• **Written instruction**
Omit all pictures, then retype the data exactly as given.

[Dataset items]
— start —

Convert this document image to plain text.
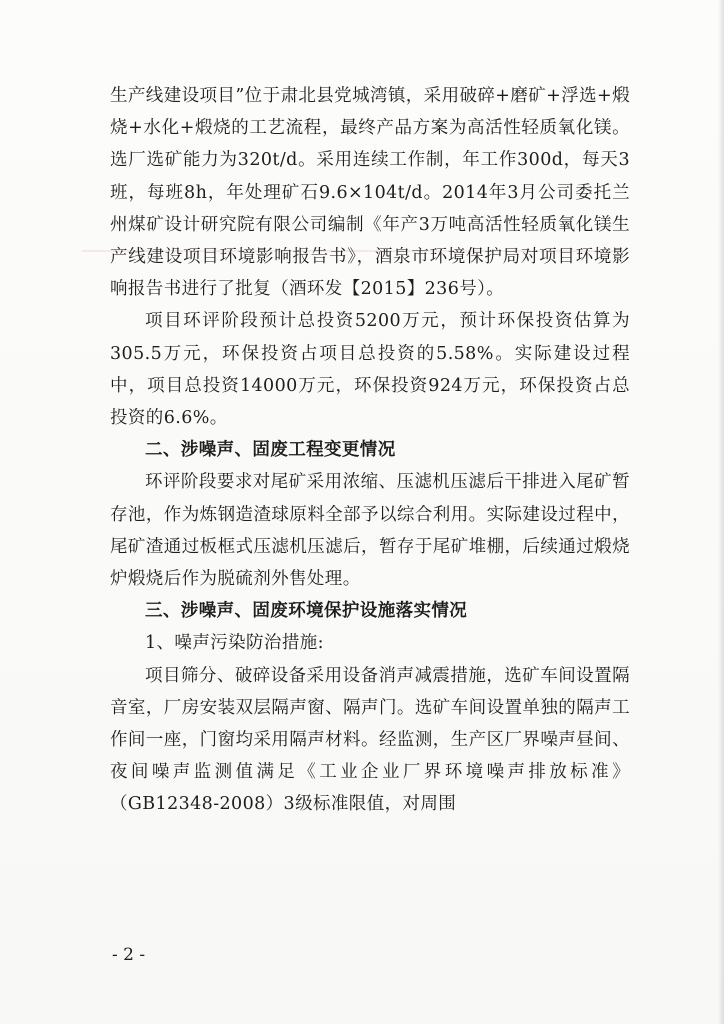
生产线建设项目”位于肃北县党城湾镇，采用破碎+磨矿+浮选+煅烧+水化+煅烧的工艺流程，最终产品方案为高活性轻质氧化镁。选厂选矿能力为320t/d。采用连续工作制，年工作300d，每天3班，每班8h，年处理矿石9.6×104t/d。2014年3月公司委托兰州煤矿设计研究院有限公司编制《年产3万吨高活性轻质氧化镁生产线建设项目环境影响报告书》，酒泉市环境保护局对项目环境影响报告书进行了批复（酒环发【2015】236号）。

项目环评阶段预计总投资5200万元，预计环保投资估算为305.5万元，环保投资占项目总投资的5.58%。实际建设过程中，项目总投资14000万元，环保投资924万元，环保投资占总投资的6.6%。

二、涉噪声、固废工程变更情况

环评阶段要求对尾矿采用浓缩、压滤机压滤后干排进入尾矿暂存池，作为炼钢造渣球原料全部予以综合利用。实际建设过程中，尾矿渣通过板框式压滤机压滤后，暂存于尾矿堆棚，后续通过煅烧炉煅烧后作为脱硫剂外售处理。

三、涉噪声、固废环境保护设施落实情况

1、噪声污染防治措施:

项目筛分、破碎设备采用设备消声减震措施，选矿车间设置隔音室，厂房安装双层隔声窗、隔声门。选矿车间设置单独的隔声工作间一座，门窗均采用隔声材料。经监测，生产区厂界噪声昼间、夜间噪声监测值满足《工业企业厂界环境噪声排放标准》（GB12348-2008）3级标准限值，对周围

- 2 -
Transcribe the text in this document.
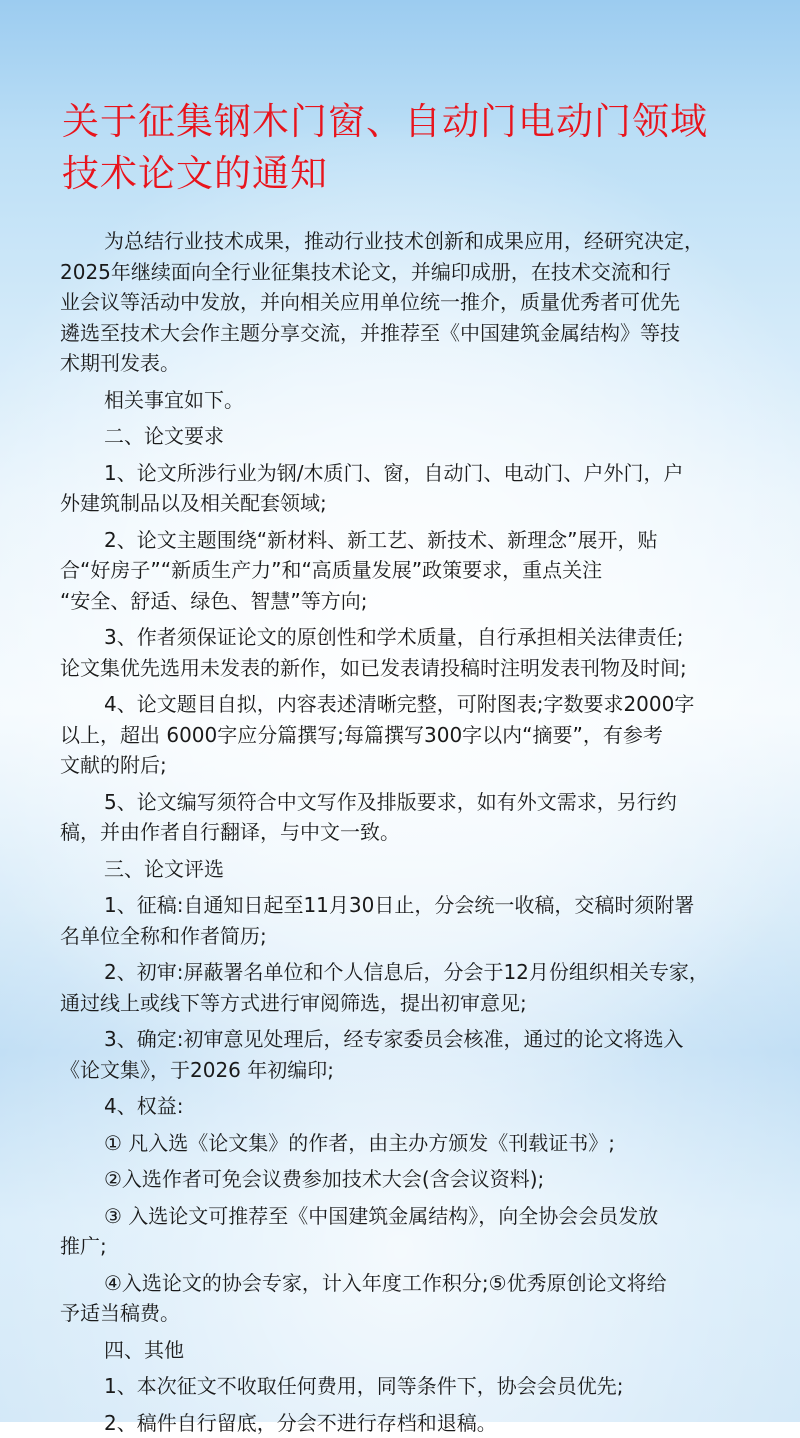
关于征集钢木门窗、自动门电动门领域
技术论文的通知
为总结行业技术成果，推动行业技术创新和成果应用，经研究决定，
2025年继续面向全行业征集技术论文，并编印成册，在技术交流和行
业会议等活动中发放，并向相关应用单位统一推介，质量优秀者可优先
遴选至技术大会作主题分享交流，并推荐至《中国建筑金属结构》等技
术期刊发表。
相关事宜如下。
二、论文要求
1、论文所涉行业为钢/木质门、窗，自动门、电动门、户外门，户
外建筑制品以及相关配套领域;
2、论文主题围绕“新材料、新工艺、新技术、新理念”展开，贴
合“好房子”“新质生产力”和“高质量发展”政策要求，重点关注
“安全、舒适、绿色、智慧”等方向;
3、作者须保证论文的原创性和学术质量，自行承担相关法律责任;
论文集优先选用未发表的新作，如已发表请投稿时注明发表刊物及时间;
4、论文题目自拟，内容表述清晰完整，可附图表;字数要求2000字
以上，超出 6000字应分篇撰写;每篇撰写300字以内“摘要”，有参考
文献的附后;
5、论文编写须符合中文写作及排版要求，如有外文需求，另行约
稿，并由作者自行翻译，与中文一致。
三、论文评选
1、征稿:自通知日起至11月30日止，分会统一收稿，交稿时须附署
名单位全称和作者简历;
2、初审:屏蔽署名单位和个人信息后，分会于12月份组织相关专家，
通过线上或线下等方式进行审阅筛选，提出初审意见;
3、确定:初审意见处理后，经专家委员会核准，通过的论文将选入
《论文集》，于2026 年初编印;
4、权益:
① 凡入选《论文集》的作者，由主办方颁发《刊载证书》;
②入选作者可免会议费参加技术大会(含会议资料);
③ 入选论文可推荐至《中国建筑金属结构》，向全协会会员发放
推广;
④入选论文的协会专家，计入年度工作积分;⑤优秀原创论文将给
予适当稿费。
四、其他
1、本次征文不收取任何费用，同等条件下，协会会员优先;
2、稿件自行留底，分会不进行存档和退稿。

— end —

• **Solved problem**
Convert this document image to plain text.
生产线建设项目”位于肃北县党城湾镇，采用破碎+磨矿+浮选+煅烧+水化+煅烧的工艺流程，最终产品方案为高活性轻质氧化镁。选厂选矿能力为320t/d。采用连续工作制，年工作300d，每天3班，每班8h，年处理矿石9.6×104t/d。2014年3月公司委托兰州煤矿设计研究院有限公司编制《年产3万吨高活性轻质氧化镁生产线建设项目环境影响报告书》，酒泉市环境保护局对项目环境影响报告书进行了批复（酒环发【2015】236号）。

项目环评阶段预计总投资5200万元，预计环保投资估算为305.5万元，环保投资占项目总投资的5.58%。实际建设过程中，项目总投资14000万元，环保投资924万元，环保投资占总投资的6.6%。

二、涉噪声、固废工程变更情况

环评阶段要求对尾矿采用浓缩、压滤机压滤后干排进入尾矿暂存池，作为炼钢造渣球原料全部予以综合利用。实际建设过程中，尾矿渣通过板框式压滤机压滤后，暂存于尾矿堆棚，后续通过煅烧炉煅烧后作为脱硫剂外售处理。

三、涉噪声、固废环境保护设施落实情况

1、噪声污染防治措施:

项目筛分、破碎设备采用设备消声减震措施，选矿车间设置隔音室，厂房安装双层隔声窗、隔声门。选矿车间设置单独的隔声工作间一座，门窗均采用隔声材料。经监测，生产区厂界噪声昼间、夜间噪声监测值满足《工业企业厂界环境噪声排放标准》（GB12348-2008）3级标准限值，对周围

- 2 -
Transcribe the text in this document.
关于征集钢木门窗、自动门电动门领域
技术论文的通知
为总结行业技术成果，推动行业技术创新和成果应用，经研究决定，
2025年继续面向全行业征集技术论文，并编印成册，在技术交流和行
业会议等活动中发放，并向相关应用单位统一推介，质量优秀者可优先
遴选至技术大会作主题分享交流，并推荐至《中国建筑金属结构》等技
术期刊发表。
相关事宜如下。
二、论文要求
1、论文所涉行业为钢/木质门、窗，自动门、电动门、户外门，户
外建筑制品以及相关配套领域;
2、论文主题围绕“新材料、新工艺、新技术、新理念”展开，贴
合“好房子”“新质生产力”和“高质量发展”政策要求，重点关注
“安全、舒适、绿色、智慧”等方向;
3、作者须保证论文的原创性和学术质量，自行承担相关法律责任;
论文集优先选用未发表的新作，如已发表请投稿时注明发表刊物及时间;
4、论文题目自拟，内容表述清晰完整，可附图表;字数要求2000字
以上，超出 6000字应分篇撰写;每篇撰写300字以内“摘要”，有参考
文献的附后;
5、论文编写须符合中文写作及排版要求，如有外文需求，另行约
稿，并由作者自行翻译，与中文一致。
三、论文评选
1、征稿:自通知日起至11月30日止，分会统一收稿，交稿时须附署
名单位全称和作者简历;
2、初审:屏蔽署名单位和个人信息后，分会于12月份组织相关专家，
通过线上或线下等方式进行审阅筛选，提出初审意见;
3、确定:初审意见处理后，经专家委员会核准，通过的论文将选入
《论文集》，于2026 年初编印;
4、权益:
① 凡入选《论文集》的作者，由主办方颁发《刊载证书》;
②入选作者可免会议费参加技术大会(含会议资料);
③ 入选论文可推荐至《中国建筑金属结构》，向全协会会员发放
推广;
④入选论文的协会专家，计入年度工作积分;⑤优秀原创论文将给
予适当稿费。
四、其他
1、本次征文不收取任何费用，同等条件下，协会会员优先;
2、稿件自行留底，分会不进行存档和退稿。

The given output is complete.